(Records)
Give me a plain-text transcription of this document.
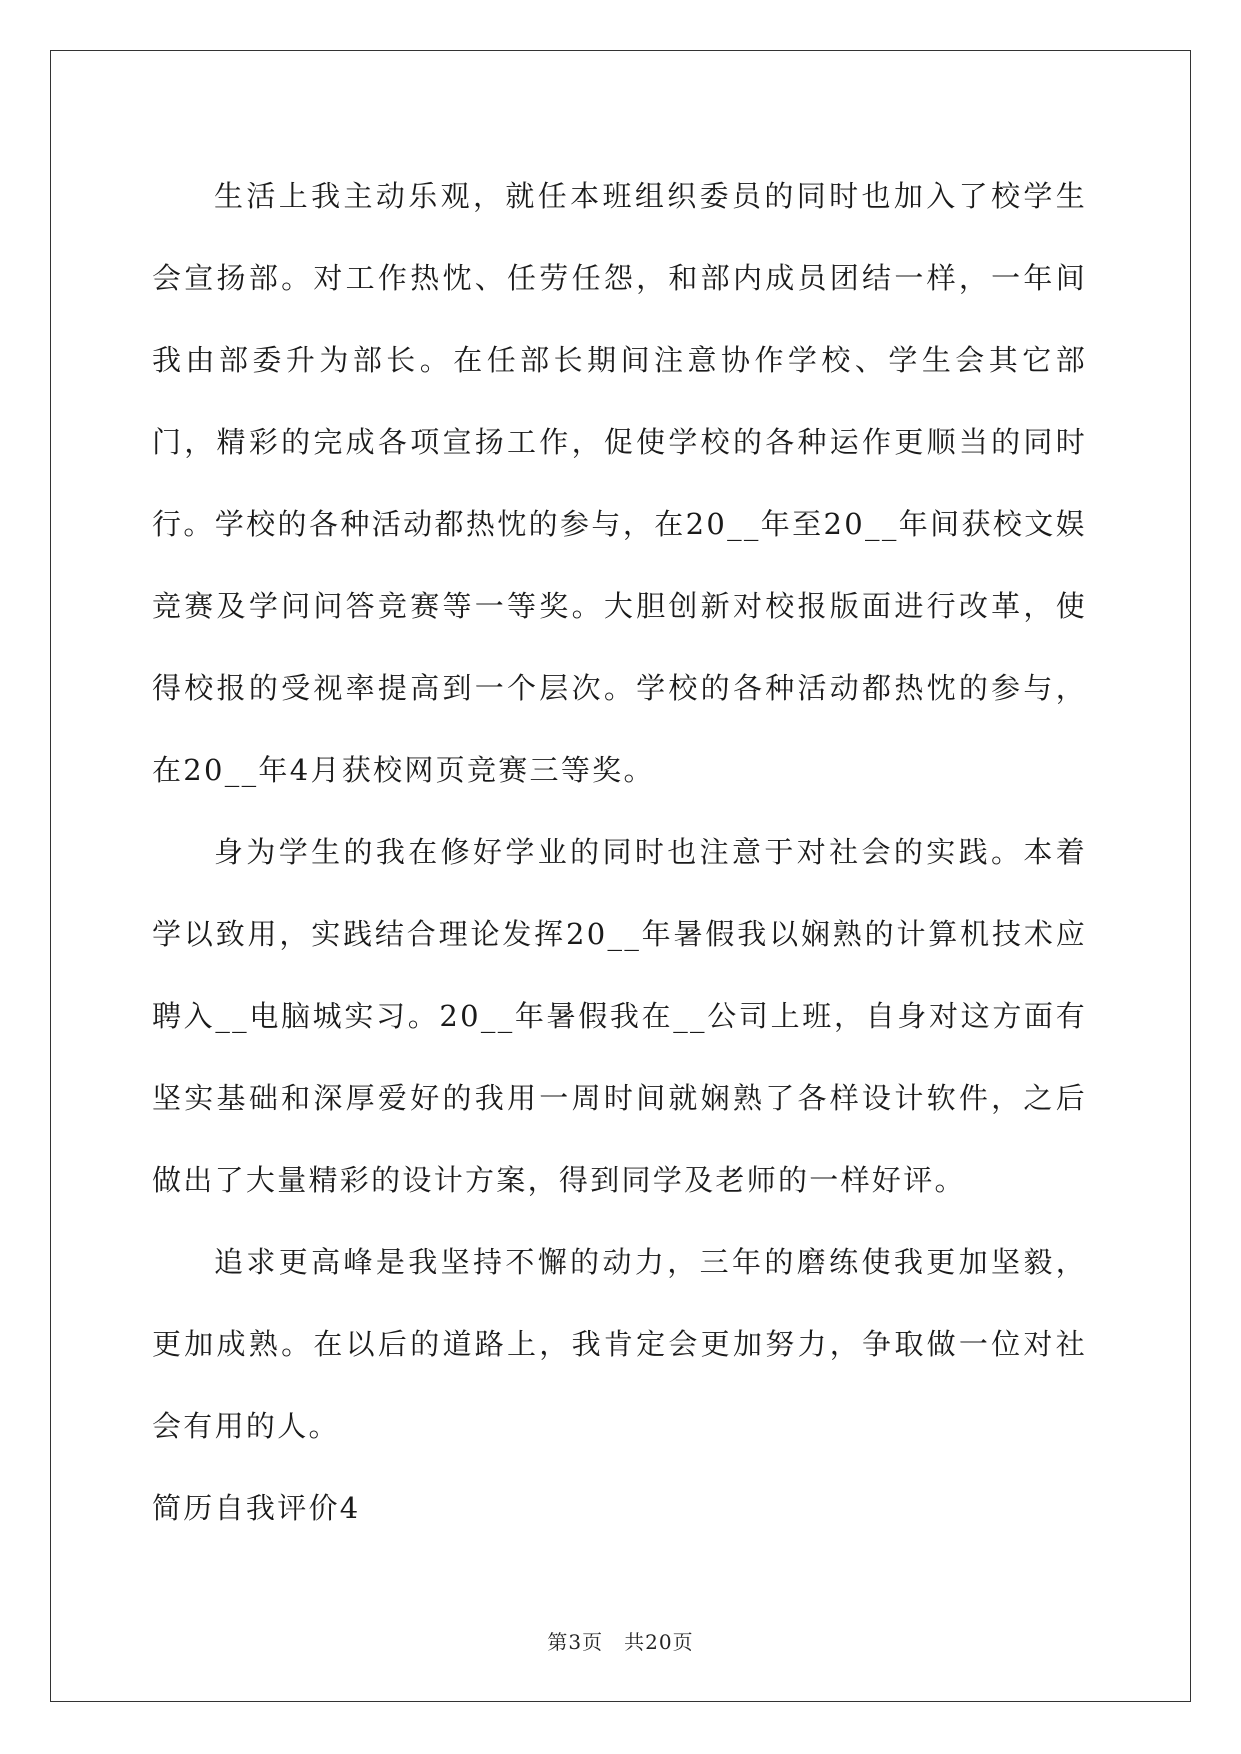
生活上我主动乐观，就任本班组织委员的同时也加入了校学生会宣扬部。对工作热忱、任劳任怨，和部内成员团结一样，一年间我由部委升为部长。在任部长期间注意协作学校、学生会其它部门，精彩的完成各项宣扬工作，促使学校的各种运作更顺当的同时行。学校的各种活动都热忱的参与，在20__年至20__年间获校文娱竞赛及学问问答竞赛等一等奖。大胆创新对校报版面进行改革，使得校报的受视率提高到一个层次。学校的各种活动都热忱的参与，在20__年4月获校网页竞赛三等奖。

身为学生的我在修好学业的同时也注意于对社会的实践。本着学以致用，实践结合理论发挥20__年暑假我以娴熟的计算机技术应聘入__电脑城实习。20__年暑假我在__公司上班，自身对这方面有坚实基础和深厚爱好的我用一周时间就娴熟了各样设计软件，之后做出了大量精彩的设计方案，得到同学及老师的一样好评。

追求更高峰是我坚持不懈的动力，三年的磨练使我更加坚毅，更加成熟。在以后的道路上，我肯定会更加努力，争取做一位对社会有用的人。

简历自我评价4

第3页　共20页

Goal of the exercise: Reproduce the data word for word, excluding its pictures.

The result:
Give me a plain-text transcription of this document.
生活上我主动乐观，就任本班组织委员的同时也加入了校学生会宣扬部。对工作热忱、任劳任怨，和部内成员团结一样，一年间我由部委升为部长。在任部长期间注意协作学校、学生会其它部门，精彩的完成各项宣扬工作，促使学校的各种运作更顺当的同时行。学校的各种活动都热忱的参与，在20__年至20__年间获校文娱竞赛及学问问答竞赛等一等奖。大胆创新对校报版面进行改革，使得校报的受视率提高到一个层次。学校的各种活动都热忱的参与，在20__年4月获校网页竞赛三等奖。

身为学生的我在修好学业的同时也注意于对社会的实践。本着学以致用，实践结合理论发挥20__年暑假我以娴熟的计算机技术应聘入__电脑城实习。20__年暑假我在__公司上班，自身对这方面有坚实基础和深厚爱好的我用一周时间就娴熟了各样设计软件，之后做出了大量精彩的设计方案，得到同学及老师的一样好评。

追求更高峰是我坚持不懈的动力，三年的磨练使我更加坚毅，更加成熟。在以后的道路上，我肯定会更加努力，争取做一位对社会有用的人。

简历自我评价4

第3页　共20页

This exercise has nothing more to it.